Excerpts from a figure dataset:
::::

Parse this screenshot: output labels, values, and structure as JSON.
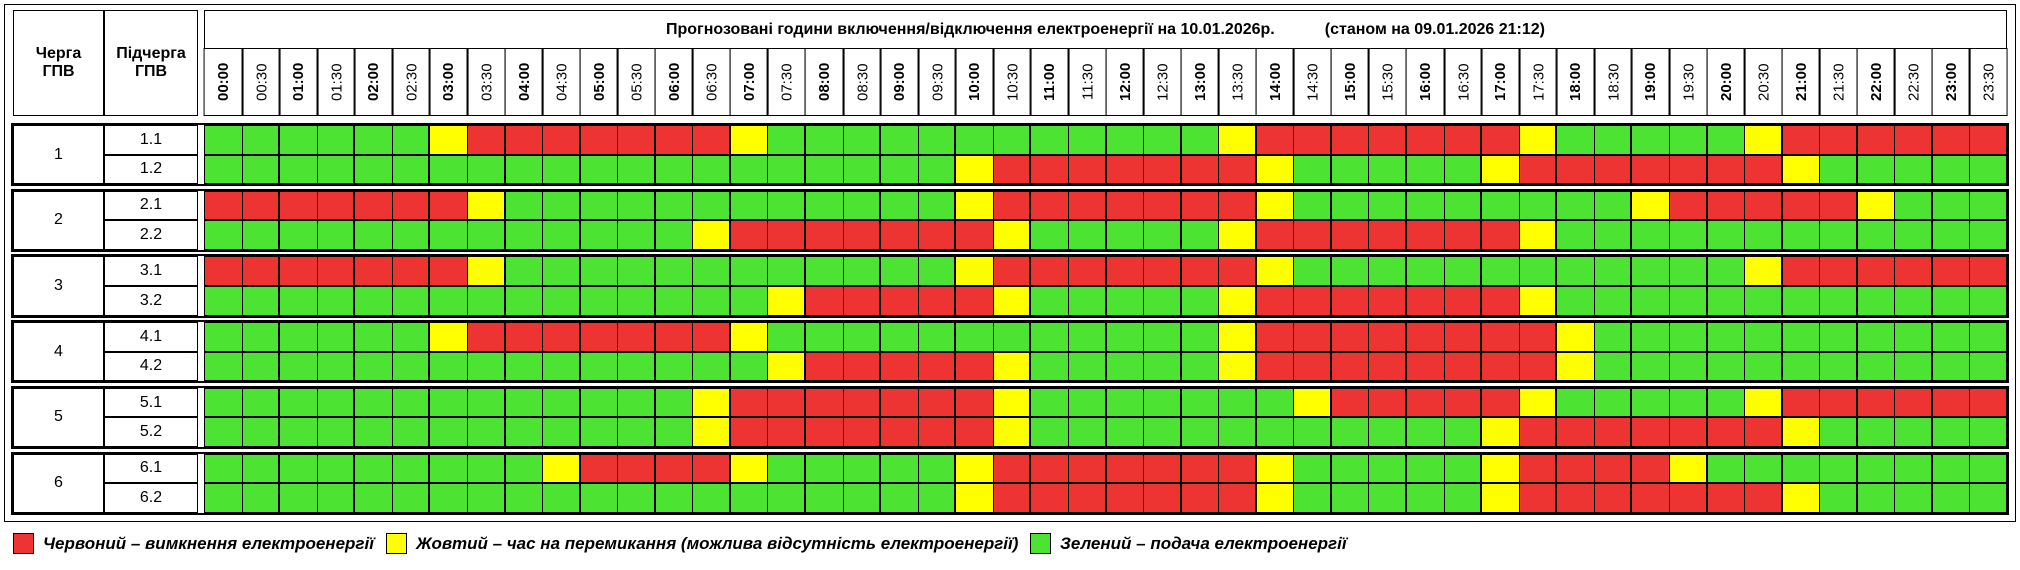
{
  "header": {
    "group_col": [
      "Черга",
      "ГПВ"
    ],
    "subgroup_col": [
      "Підчерга",
      "ГПВ"
    ],
    "title": "Прогнозовані години включення/відключення електроенергії на 10.01.2026р.",
    "status": "(станом на 09.01.2026 21:12)",
    "times": [
      "00:00",
      "00:30",
      "01:00",
      "01:30",
      "02:00",
      "02:30",
      "03:00",
      "03:30",
      "04:00",
      "04:30",
      "05:00",
      "05:30",
      "06:00",
      "06:30",
      "07:00",
      "07:30",
      "08:00",
      "08:30",
      "09:00",
      "09:30",
      "10:00",
      "10:30",
      "11:00",
      "11:30",
      "12:00",
      "12:30",
      "13:00",
      "13:30",
      "14:00",
      "14:30",
      "15:00",
      "15:30",
      "16:00",
      "16:30",
      "17:00",
      "17:30",
      "18:00",
      "18:30",
      "19:00",
      "19:30",
      "20:00",
      "20:30",
      "21:00",
      "21:30",
      "22:00",
      "22:30",
      "23:00",
      "23:30"
    ]
  },
  "legend": [
    {
      "code": "R",
      "color": "#ee3333",
      "label": "Червоний – вимкнення електроенергії"
    },
    {
      "code": "Y",
      "color": "#ffff00",
      "label": "Жовтий – час на перемикання (можлива відсутність електроенергії)"
    },
    {
      "code": "G",
      "color": "#4de333",
      "label": "Зелений – подача електроенергії"
    }
  ],
  "groups": [
    {
      "label": "1",
      "rows": [
        {
          "label": "1.1",
          "slots": "GGGGGGYRRRRRRRYGGGGGGGGGGGGYRRRRRRRYGGGGGYRRRRRR"
        },
        {
          "label": "1.2",
          "slots": "GGGGGGGGGGGGGGGGGGGGYRRRRRRRYGGGGGYRRRRRRRYGGGGG"
        }
      ]
    },
    {
      "label": "2",
      "rows": [
        {
          "label": "2.1",
          "slots": "RRRRRRRYGGGGGGGGGGGGYRRRRRRRYGGGGGGGGGYRRRRRYGGG"
        },
        {
          "label": "2.2",
          "slots": "GGGGGGGGGGGGGYRRRRRRRYGGGGGYRRRRRRRYGGGGGGGGGGGG"
        }
      ]
    },
    {
      "label": "3",
      "rows": [
        {
          "label": "3.1",
          "slots": "RRRRRRRYGGGGGGGGGGGGYRRRRRRRYGGGGGGGGGGGGYRRRRRR"
        },
        {
          "label": "3.2",
          "slots": "GGGGGGGGGGGGGGGYRRRRRYGGGGGYRRRRRRRYGGGGGGGGGGGG"
        }
      ]
    },
    {
      "label": "4",
      "rows": [
        {
          "label": "4.1",
          "slots": "GGGGGGYRRRRRRRYGGGGGGGGGGGGYRRRRRRRRYGGGGGGGGGGG"
        },
        {
          "label": "4.2",
          "slots": "GGGGGGGGGGGGGGGYRRRRRYGGGGGYRRRRRRRRYGGGGGGGGGGG"
        }
      ]
    },
    {
      "label": "5",
      "rows": [
        {
          "label": "5.1",
          "slots": "GGGGGGGGGGGGGYRRRRRRRYGGGGGGGYRRRRRYGGGGGYRRRRRR"
        },
        {
          "label": "5.2",
          "slots": "GGGGGGGGGGGGGYRRRRRRRYGGGGGGGGGGGGYRRRRRRRYGGGGG"
        }
      ]
    },
    {
      "label": "6",
      "rows": [
        {
          "label": "6.1",
          "slots": "GGGGGGGGGYRRRRYGGGGGYRRRRRRRYGGGGGYRRRRYGGGGGGGG"
        },
        {
          "label": "6.2",
          "slots": "GGGGGGGGGGGGGGGGGGGGYRRRRRRRYGGGGGYRRRRRRRYGGGGG"
        }
      ]
    }
  ]
}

::::

Quote every record above exactly, leaving out the pictures.

● EXPECTED ANSWER
Parse this screenshot: output labels, values, and structure as JSON.
{
  "header": {
    "group_col": [
      "Черга",
      "ГПВ"
    ],
    "subgroup_col": [
      "Підчерга",
      "ГПВ"
    ],
    "title": "Прогнозовані години включення/відключення електроенергії на 10.01.2026р.",
    "status": "(станом на 09.01.2026 21:12)",
    "times": [
      "00:00",
      "00:30",
      "01:00",
      "01:30",
      "02:00",
      "02:30",
      "03:00",
      "03:30",
      "04:00",
      "04:30",
      "05:00",
      "05:30",
      "06:00",
      "06:30",
      "07:00",
      "07:30",
      "08:00",
      "08:30",
      "09:00",
      "09:30",
      "10:00",
      "10:30",
      "11:00",
      "11:30",
      "12:00",
      "12:30",
      "13:00",
      "13:30",
      "14:00",
      "14:30",
      "15:00",
      "15:30",
      "16:00",
      "16:30",
      "17:00",
      "17:30",
      "18:00",
      "18:30",
      "19:00",
      "19:30",
      "20:00",
      "20:30",
      "21:00",
      "21:30",
      "22:00",
      "22:30",
      "23:00",
      "23:30"
    ]
  },
  "legend": [
    {
      "code": "R",
      "color": "#ee3333",
      "label": "Червоний – вимкнення електроенергії"
    },
    {
      "code": "Y",
      "color": "#ffff00",
      "label": "Жовтий – час на перемикання (можлива відсутність електроенергії)"
    },
    {
      "code": "G",
      "color": "#4de333",
      "label": "Зелений – подача електроенергії"
    }
  ],
  "groups": [
    {
      "label": "1",
      "rows": [
        {
          "label": "1.1",
          "slots": "GGGGGGYRRRRRRRYGGGGGGGGGGGGYRRRRRRRYGGGGGYRRRRRR"
        },
        {
          "label": "1.2",
          "slots": "GGGGGGGGGGGGGGGGGGGGYRRRRRRRYGGGGGYRRRRRRRYGGGGG"
        }
      ]
    },
    {
      "label": "2",
      "rows": [
        {
          "label": "2.1",
          "slots": "RRRRRRRYGGGGGGGGGGGGYRRRRRRRYGGGGGGGGGYRRRRRYGGG"
        },
        {
          "label": "2.2",
          "slots": "GGGGGGGGGGGGGYRRRRRRRYGGGGGYRRRRRRRYGGGGGGGGGGGG"
        }
      ]
    },
    {
      "label": "3",
      "rows": [
        {
          "label": "3.1",
          "slots": "RRRRRRRYGGGGGGGGGGGGYRRRRRRRYGGGGGGGGGGGGYRRRRRR"
        },
        {
          "label": "3.2",
          "slots": "GGGGGGGGGGGGGGGYRRRRRYGGGGGYRRRRRRRYGGGGGGGGGGGG"
        }
      ]
    },
    {
      "label": "4",
      "rows": [
        {
          "label": "4.1",
          "slots": "GGGGGGYRRRRRRRYGGGGGGGGGGGGYRRRRRRRRYGGGGGGGGGGG"
        },
        {
          "label": "4.2",
          "slots": "GGGGGGGGGGGGGGGYRRRRRYGGGGGYRRRRRRRRYGGGGGGGGGGG"
        }
      ]
    },
    {
      "label": "5",
      "rows": [
        {
          "label": "5.1",
          "slots": "GGGGGGGGGGGGGYRRRRRRRYGGGGGGGYRRRRRYGGGGGYRRRRRR"
        },
        {
          "label": "5.2",
          "slots": "GGGGGGGGGGGGGYRRRRRRRYGGGGGGGGGGGGYRRRRRRRYGGGGG"
        }
      ]
    },
    {
      "label": "6",
      "rows": [
        {
          "label": "6.1",
          "slots": "GGGGGGGGGYRRRRYGGGGGYRRRRRRRYGGGGGYRRRRYGGGGGGGG"
        },
        {
          "label": "6.2",
          "slots": "GGGGGGGGGGGGGGGGGGGGYRRRRRRRYGGGGGYRRRRRRRYGGGGG"
        }
      ]
    }
  ]
}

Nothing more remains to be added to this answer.